**REQUIRED TASK**
Where the string "Breast" occurs in the material below, report the whole line.

**DATA LISTING**

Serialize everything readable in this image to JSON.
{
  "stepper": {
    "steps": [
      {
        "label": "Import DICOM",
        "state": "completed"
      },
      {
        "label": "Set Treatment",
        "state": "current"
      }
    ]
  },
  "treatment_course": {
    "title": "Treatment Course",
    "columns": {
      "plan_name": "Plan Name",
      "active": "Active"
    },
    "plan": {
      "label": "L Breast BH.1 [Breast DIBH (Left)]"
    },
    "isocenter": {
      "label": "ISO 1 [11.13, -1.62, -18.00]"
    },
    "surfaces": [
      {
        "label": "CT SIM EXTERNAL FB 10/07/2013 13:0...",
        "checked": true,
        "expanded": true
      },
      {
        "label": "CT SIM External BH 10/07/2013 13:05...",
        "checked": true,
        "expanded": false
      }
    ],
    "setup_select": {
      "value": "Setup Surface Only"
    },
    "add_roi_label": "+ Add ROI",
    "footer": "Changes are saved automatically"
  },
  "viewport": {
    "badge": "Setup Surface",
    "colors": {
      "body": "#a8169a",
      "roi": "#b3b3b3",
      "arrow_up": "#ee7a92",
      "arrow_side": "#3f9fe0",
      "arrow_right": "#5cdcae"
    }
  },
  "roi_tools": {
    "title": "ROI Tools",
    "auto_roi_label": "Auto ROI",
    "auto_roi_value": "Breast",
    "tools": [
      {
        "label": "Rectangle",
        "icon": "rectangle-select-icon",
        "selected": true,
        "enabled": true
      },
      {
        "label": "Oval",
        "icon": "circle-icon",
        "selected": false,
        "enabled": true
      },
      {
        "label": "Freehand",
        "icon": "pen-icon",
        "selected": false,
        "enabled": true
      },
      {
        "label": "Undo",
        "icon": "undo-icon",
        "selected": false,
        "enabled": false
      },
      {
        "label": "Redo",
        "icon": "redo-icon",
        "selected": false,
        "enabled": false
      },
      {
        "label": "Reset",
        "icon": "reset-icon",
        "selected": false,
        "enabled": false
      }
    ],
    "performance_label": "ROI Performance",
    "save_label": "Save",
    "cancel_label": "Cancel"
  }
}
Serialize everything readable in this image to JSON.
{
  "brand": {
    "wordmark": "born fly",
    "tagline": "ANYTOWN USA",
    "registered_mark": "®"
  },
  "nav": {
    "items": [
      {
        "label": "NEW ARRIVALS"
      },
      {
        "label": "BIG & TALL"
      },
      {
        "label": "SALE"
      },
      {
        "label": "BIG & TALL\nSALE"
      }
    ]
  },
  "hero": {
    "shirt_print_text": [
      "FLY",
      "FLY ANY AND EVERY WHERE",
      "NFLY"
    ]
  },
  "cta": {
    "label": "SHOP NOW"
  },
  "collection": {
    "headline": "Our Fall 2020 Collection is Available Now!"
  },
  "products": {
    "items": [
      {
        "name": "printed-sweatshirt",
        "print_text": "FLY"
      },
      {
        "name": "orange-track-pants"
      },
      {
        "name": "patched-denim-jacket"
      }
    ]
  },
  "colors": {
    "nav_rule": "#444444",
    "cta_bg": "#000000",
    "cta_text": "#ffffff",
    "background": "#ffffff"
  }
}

**REPLY**
      "label": "L Breast BH.1 [Breast DIBH (Left)]"
    "auto_roi_value": "Breast",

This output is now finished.